**EXERCISE TASK**
Repeat each line of the material exactly.
------------------------------------
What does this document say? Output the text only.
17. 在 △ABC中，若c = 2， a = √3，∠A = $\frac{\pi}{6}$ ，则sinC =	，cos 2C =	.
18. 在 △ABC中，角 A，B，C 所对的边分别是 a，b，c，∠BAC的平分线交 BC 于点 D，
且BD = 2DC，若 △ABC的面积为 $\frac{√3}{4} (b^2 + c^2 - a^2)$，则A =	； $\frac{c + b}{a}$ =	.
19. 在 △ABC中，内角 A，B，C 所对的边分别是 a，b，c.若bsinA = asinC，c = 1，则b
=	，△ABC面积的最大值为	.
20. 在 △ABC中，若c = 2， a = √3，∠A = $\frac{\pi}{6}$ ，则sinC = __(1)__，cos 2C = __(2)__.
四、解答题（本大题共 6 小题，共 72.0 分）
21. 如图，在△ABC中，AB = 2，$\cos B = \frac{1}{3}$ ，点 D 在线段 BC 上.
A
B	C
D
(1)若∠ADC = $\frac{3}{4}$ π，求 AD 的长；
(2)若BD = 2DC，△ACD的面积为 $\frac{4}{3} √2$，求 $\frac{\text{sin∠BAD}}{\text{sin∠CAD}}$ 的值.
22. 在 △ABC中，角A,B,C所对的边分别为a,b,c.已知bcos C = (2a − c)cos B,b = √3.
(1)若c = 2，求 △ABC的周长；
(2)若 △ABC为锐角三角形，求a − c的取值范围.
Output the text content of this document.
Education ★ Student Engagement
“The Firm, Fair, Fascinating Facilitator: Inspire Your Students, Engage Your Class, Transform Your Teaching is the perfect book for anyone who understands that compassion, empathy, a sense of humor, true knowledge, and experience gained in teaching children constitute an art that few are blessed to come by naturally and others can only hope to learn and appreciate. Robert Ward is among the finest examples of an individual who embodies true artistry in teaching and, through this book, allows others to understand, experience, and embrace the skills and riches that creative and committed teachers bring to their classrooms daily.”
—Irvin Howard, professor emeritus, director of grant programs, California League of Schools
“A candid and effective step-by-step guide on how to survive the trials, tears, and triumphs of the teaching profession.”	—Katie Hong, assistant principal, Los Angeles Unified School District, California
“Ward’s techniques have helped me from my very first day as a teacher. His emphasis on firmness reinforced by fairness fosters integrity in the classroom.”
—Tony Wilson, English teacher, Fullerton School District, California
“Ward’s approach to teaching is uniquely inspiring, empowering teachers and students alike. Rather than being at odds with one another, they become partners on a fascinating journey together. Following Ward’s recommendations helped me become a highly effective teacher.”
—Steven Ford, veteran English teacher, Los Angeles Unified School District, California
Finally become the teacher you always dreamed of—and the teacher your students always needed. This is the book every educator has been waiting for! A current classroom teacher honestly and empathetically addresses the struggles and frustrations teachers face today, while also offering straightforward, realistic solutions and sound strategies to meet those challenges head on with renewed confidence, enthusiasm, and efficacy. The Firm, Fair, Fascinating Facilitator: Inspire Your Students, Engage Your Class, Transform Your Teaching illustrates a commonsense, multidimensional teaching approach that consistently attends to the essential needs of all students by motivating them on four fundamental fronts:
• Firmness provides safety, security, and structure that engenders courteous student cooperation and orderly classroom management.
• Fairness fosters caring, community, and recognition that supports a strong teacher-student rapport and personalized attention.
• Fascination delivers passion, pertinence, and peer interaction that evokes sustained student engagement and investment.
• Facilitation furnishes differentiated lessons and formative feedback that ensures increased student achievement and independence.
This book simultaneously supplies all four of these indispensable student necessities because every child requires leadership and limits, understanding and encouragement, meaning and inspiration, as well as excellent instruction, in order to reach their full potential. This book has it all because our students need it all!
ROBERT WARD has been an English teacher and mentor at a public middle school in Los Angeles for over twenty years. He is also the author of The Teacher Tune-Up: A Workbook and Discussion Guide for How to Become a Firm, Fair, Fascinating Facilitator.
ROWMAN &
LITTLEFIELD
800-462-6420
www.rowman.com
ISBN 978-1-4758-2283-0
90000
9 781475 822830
------------------------------------
**RESPONSE**
What does this document say? Output the text only.
17. 在 △ABC中，若c = 2， a = √3，∠A = $\frac{\pi}{6}$ ，则sinC =	，cos 2C =	.
18. 在 △ABC中，角 A，B，C 所对的边分别是 a，b，c，∠BAC的平分线交 BC 于点 D，
且BD = 2DC，若 △ABC的面积为 $\frac{√3}{4} (b^2 + c^2 - a^2)$，则A =	； $\frac{c + b}{a}$ =	.
19. 在 △ABC中，内角 A，B，C 所对的边分别是 a，b，c.若bsinA = asinC，c = 1，则b
=	，△ABC面积的最大值为	.
20. 在 △ABC中，若c = 2， a = √3，∠A = $\frac{\pi}{6}$ ，则sinC = __(1)__，cos 2C = __(2)__.
四、解答题（本大题共 6 小题，共 72.0 分）
21. 如图，在△ABC中，AB = 2，$\cos B = \frac{1}{3}$ ，点 D 在线段 BC 上.
A
B	C
D
(1)若∠ADC = $\frac{3}{4}$ π，求 AD 的长；
(2)若BD = 2DC，△ACD的面积为 $\frac{4}{3} √2$，求 $\frac{\text{sin∠BAD}}{\text{sin∠CAD}}$ 的值.
22. 在 △ABC中，角A,B,C所对的边分别为a,b,c.已知bcos C = (2a − c)cos B,b = √3.
(1)若c = 2，求 △ABC的周长；
(2)若 △ABC为锐角三角形，求a − c的取值范围.
Output the text content of this document.
Education ★ Student Engagement
“The Firm, Fair, Fascinating Facilitator: Inspire Your Students, Engage Your Class, Transform Your Teaching is the perfect book for anyone who understands that compassion, empathy, a sense of humor, true knowledge, and experience gained in teaching children constitute an art that few are blessed to come by naturally and others can only hope to learn and appreciate. Robert Ward is among the finest examples of an individual who embodies true artistry in teaching and, through this book, allows others to understand, experience, and embrace the skills and riches that creative and committed teachers bring to their classrooms daily.”
—Irvin Howard, professor emeritus, director of grant programs, California League of Schools
“A candid and effective step-by-step guide on how to survive the trials, tears, and triumphs of the teaching profession.”	—Katie Hong, assistant principal, Los Angeles Unified School District, California
“Ward’s techniques have helped me from my very first day as a teacher. His emphasis on firmness reinforced by fairness fosters integrity in the classroom.”
—Tony Wilson, English teacher, Fullerton School District, California
“Ward’s approach to teaching is uniquely inspiring, empowering teachers and students alike. Rather than being at odds with one another, they become partners on a fascinating journey together. Following Ward’s recommendations helped me become a highly effective teacher.”
—Steven Ford, veteran English teacher, Los Angeles Unified School District, California
Finally become the teacher you always dreamed of—and the teacher your students always needed. This is the book every educator has been waiting for! A current classroom teacher honestly and empathetically addresses the struggles and frustrations teachers face today, while also offering straightforward, realistic solutions and sound strategies to meet those challenges head on with renewed confidence, enthusiasm, and efficacy. The Firm, Fair, Fascinating Facilitator: Inspire Your Students, Engage Your Class, Transform Your Teaching illustrates a commonsense, multidimensional teaching approach that consistently attends to the essential needs of all students by motivating them on four fundamental fronts:
• Firmness provides safety, security, and structure that engenders courteous student cooperation and orderly classroom management.
• Fairness fosters caring, community, and recognition that supports a strong teacher-student rapport and personalized attention.
• Fascination delivers passion, pertinence, and peer interaction that evokes sustained student engagement and investment.
• Facilitation furnishes differentiated lessons and formative feedback that ensures increased student achievement and independence.
This book simultaneously supplies all four of these indispensable student necessities because every child requires leadership and limits, understanding and encouragement, meaning and inspiration, as well as excellent instruction, in order to reach their full potential. This book has it all because our students need it all!
ROBERT WARD has been an English teacher and mentor at a public middle school in Los Angeles for over twenty years. He is also the author of The Teacher Tune-Up: A Workbook and Discussion Guide for How to Become a Firm, Fair, Fascinating Facilitator.
ROWMAN &
LITTLEFIELD
800-462-6420
www.rowman.com
ISBN 978-1-4758-2283-0
90000
9 781475 822830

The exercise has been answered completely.